Description of the task:
Pick out each line of the records that includes the string "Control", and copy it.

Stored records:
* Start *
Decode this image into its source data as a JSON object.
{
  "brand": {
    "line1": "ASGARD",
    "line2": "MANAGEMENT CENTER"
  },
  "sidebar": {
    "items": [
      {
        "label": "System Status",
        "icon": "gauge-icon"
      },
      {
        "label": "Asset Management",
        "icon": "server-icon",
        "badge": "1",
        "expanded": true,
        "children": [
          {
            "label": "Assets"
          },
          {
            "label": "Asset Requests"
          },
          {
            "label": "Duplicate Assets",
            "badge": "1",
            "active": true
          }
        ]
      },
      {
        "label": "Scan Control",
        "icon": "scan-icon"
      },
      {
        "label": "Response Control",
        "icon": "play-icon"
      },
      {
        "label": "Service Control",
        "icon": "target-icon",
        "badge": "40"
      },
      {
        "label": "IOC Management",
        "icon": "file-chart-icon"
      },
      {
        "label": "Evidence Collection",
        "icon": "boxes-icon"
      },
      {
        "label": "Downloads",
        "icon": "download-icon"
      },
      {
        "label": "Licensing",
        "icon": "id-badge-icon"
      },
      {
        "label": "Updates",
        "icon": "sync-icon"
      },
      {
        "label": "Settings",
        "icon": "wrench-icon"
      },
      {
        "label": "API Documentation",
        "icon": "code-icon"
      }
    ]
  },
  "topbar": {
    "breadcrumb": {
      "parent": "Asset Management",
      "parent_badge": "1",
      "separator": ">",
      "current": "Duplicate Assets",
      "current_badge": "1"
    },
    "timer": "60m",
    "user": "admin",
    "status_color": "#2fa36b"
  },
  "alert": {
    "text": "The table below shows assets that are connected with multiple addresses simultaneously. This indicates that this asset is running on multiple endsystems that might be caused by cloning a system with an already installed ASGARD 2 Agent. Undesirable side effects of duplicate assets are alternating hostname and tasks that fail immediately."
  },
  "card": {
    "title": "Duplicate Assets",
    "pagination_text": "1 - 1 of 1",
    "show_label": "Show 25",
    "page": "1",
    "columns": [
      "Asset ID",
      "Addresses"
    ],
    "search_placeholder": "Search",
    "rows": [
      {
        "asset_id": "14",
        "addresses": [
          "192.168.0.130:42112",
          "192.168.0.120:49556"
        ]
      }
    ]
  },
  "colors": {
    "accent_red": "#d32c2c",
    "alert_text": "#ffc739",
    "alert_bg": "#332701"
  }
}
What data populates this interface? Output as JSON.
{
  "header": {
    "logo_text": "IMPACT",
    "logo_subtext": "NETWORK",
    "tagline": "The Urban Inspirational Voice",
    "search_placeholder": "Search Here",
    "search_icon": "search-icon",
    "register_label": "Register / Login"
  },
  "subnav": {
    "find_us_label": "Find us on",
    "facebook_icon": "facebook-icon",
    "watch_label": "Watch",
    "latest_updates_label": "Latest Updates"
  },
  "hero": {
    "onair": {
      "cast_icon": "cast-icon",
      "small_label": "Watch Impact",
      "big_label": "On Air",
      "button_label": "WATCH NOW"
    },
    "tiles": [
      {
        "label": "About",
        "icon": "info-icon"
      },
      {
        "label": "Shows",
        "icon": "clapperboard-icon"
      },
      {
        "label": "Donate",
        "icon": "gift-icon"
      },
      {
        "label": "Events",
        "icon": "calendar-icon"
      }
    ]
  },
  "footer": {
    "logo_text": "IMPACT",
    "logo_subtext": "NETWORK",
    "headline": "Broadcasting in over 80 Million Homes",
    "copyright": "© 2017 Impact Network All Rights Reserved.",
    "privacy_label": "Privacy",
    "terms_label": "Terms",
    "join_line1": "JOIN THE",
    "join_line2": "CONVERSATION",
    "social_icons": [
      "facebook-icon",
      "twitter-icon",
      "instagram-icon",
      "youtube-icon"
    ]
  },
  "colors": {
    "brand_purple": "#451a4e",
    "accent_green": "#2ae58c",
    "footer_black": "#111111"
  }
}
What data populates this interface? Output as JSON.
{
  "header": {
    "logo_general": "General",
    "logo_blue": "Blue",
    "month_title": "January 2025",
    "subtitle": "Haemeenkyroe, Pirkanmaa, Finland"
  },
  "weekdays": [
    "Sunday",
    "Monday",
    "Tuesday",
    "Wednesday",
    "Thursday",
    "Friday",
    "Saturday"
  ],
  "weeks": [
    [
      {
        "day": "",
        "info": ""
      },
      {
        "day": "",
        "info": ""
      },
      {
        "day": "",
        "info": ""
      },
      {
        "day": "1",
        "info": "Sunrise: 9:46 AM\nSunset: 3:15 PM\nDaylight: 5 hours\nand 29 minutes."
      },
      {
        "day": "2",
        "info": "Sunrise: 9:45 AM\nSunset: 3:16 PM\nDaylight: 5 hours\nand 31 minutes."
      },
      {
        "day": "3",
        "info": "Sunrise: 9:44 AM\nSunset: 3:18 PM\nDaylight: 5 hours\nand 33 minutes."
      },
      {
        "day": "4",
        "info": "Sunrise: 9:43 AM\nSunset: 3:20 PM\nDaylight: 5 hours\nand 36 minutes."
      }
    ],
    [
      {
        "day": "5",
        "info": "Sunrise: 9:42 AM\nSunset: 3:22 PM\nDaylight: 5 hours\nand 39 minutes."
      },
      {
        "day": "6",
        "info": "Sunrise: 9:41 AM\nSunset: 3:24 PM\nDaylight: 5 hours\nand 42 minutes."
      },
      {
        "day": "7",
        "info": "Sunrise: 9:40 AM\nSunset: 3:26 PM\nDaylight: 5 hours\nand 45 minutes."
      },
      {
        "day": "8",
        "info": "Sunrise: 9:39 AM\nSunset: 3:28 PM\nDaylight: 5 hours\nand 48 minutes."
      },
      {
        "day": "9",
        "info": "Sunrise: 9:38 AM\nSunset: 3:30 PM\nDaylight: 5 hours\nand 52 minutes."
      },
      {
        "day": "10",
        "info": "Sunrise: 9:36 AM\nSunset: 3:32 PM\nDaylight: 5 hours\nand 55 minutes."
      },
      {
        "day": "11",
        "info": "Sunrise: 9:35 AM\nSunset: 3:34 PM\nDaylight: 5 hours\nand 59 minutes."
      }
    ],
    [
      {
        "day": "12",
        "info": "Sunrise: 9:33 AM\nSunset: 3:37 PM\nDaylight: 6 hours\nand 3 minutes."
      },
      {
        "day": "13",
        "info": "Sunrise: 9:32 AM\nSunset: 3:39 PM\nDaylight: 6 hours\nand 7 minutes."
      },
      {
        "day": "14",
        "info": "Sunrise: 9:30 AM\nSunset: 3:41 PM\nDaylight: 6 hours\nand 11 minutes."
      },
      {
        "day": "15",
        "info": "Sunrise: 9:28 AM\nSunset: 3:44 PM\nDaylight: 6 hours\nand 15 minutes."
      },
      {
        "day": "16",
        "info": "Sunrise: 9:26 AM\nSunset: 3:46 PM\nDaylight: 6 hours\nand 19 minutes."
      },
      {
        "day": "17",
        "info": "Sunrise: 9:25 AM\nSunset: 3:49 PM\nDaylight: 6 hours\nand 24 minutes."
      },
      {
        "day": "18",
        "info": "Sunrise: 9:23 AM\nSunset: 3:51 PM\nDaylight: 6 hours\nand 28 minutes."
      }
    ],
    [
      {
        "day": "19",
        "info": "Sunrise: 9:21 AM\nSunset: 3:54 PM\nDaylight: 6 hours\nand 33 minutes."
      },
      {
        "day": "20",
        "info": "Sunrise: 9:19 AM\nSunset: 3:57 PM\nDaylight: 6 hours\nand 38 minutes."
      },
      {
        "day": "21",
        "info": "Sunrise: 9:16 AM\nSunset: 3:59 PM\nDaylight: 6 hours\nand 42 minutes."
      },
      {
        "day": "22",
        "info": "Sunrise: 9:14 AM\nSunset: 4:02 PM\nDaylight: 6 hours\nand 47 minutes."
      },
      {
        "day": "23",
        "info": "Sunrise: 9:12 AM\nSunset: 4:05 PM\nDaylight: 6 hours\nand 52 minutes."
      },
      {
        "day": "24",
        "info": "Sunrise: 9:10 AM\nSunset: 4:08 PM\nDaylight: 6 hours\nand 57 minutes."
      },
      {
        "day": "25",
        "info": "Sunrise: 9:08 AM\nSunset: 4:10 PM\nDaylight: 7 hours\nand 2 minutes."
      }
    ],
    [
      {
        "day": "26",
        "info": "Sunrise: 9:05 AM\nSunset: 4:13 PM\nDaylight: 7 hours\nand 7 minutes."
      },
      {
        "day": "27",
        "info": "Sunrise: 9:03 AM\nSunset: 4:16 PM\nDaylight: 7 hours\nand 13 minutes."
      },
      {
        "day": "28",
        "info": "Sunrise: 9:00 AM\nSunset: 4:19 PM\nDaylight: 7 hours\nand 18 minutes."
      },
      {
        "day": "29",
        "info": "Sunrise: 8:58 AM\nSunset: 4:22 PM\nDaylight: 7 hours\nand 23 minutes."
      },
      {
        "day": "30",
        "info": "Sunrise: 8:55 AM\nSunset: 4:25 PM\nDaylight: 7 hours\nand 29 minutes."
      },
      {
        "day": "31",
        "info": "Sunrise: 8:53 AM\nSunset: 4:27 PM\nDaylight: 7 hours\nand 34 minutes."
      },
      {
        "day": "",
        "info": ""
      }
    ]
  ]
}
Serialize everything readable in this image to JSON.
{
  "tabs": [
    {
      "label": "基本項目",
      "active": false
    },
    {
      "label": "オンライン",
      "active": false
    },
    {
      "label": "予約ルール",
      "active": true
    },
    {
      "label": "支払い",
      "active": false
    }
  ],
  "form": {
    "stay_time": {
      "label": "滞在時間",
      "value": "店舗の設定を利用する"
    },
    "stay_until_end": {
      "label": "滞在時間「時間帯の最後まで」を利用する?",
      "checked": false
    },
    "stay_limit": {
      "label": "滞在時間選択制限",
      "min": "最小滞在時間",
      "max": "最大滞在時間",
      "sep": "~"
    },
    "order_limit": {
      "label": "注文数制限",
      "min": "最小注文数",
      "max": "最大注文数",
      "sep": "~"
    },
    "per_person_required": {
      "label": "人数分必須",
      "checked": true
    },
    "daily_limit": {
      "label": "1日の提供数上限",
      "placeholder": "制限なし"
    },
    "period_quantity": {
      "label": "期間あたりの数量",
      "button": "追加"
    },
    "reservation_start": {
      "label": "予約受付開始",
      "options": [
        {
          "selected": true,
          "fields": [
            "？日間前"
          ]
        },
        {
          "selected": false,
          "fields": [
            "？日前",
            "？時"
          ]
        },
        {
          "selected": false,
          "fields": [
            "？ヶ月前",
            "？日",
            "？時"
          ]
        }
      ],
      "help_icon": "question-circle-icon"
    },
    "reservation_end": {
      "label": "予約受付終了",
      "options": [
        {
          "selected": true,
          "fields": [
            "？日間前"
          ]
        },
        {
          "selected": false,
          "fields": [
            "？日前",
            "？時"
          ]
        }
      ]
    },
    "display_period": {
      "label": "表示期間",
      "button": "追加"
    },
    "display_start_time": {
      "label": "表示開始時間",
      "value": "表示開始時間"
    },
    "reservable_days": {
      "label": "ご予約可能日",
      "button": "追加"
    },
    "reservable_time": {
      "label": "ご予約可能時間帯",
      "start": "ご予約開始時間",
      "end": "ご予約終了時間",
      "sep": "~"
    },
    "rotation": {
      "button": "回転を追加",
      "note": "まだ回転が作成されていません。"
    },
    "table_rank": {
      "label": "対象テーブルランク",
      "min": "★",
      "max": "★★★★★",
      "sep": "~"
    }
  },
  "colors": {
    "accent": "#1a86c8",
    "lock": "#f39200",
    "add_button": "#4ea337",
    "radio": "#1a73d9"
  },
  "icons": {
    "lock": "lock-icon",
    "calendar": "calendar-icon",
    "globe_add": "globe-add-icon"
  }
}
* End *
Full solution:
        "label": "Scan Control",
        "label": "Response Control",
        "label": "Service Control",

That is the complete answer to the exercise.